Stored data
■ ■ ■
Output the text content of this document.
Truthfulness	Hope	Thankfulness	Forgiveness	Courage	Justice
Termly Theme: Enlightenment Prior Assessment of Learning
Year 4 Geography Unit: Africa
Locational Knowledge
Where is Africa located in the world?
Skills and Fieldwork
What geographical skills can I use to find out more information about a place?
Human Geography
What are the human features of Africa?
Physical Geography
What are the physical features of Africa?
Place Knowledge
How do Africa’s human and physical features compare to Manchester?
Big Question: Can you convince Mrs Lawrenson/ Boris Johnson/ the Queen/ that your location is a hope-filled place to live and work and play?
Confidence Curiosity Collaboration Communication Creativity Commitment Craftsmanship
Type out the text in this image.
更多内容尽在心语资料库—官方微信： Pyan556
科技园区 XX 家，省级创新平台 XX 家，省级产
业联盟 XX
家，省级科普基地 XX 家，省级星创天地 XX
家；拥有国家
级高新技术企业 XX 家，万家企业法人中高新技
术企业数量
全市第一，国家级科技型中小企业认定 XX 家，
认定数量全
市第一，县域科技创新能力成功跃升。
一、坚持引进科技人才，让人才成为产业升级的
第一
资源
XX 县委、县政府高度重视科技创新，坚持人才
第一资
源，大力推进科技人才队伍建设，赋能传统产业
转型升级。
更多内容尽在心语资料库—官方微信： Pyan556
■ ■ ■
§ **What is asked**: Every record shown above must be echoed exactly.

§ **Task output**:
Output the text content of this document.
Truthfulness	Hope	Thankfulness	Forgiveness	Courage	Justice
Termly Theme: Enlightenment Prior Assessment of Learning
Year 4 Geography Unit: Africa
Locational Knowledge
Where is Africa located in the world?
Skills and Fieldwork
What geographical skills can I use to find out more information about a place?
Human Geography
What are the human features of Africa?
Physical Geography
What are the physical features of Africa?
Place Knowledge
How do Africa’s human and physical features compare to Manchester?
Big Question: Can you convince Mrs Lawrenson/ Boris Johnson/ the Queen/ that your location is a hope-filled place to live and work and play?
Confidence Curiosity Collaboration Communication Creativity Commitment Craftsmanship
Type out the text in this image.
更多内容尽在心语资料库—官方微信： Pyan556
科技园区 XX 家，省级创新平台 XX 家，省级产
业联盟 XX
家，省级科普基地 XX 家，省级星创天地 XX
家；拥有国家
级高新技术企业 XX 家，万家企业法人中高新技
术企业数量
全市第一，国家级科技型中小企业认定 XX 家，
认定数量全
市第一，县域科技创新能力成功跃升。
一、坚持引进科技人才，让人才成为产业升级的
第一
资源
XX 县委、县政府高度重视科技创新，坚持人才
第一资
源，大力推进科技人才队伍建设，赋能传统产业
转型升级。
更多内容尽在心语资料库—官方微信： Pyan556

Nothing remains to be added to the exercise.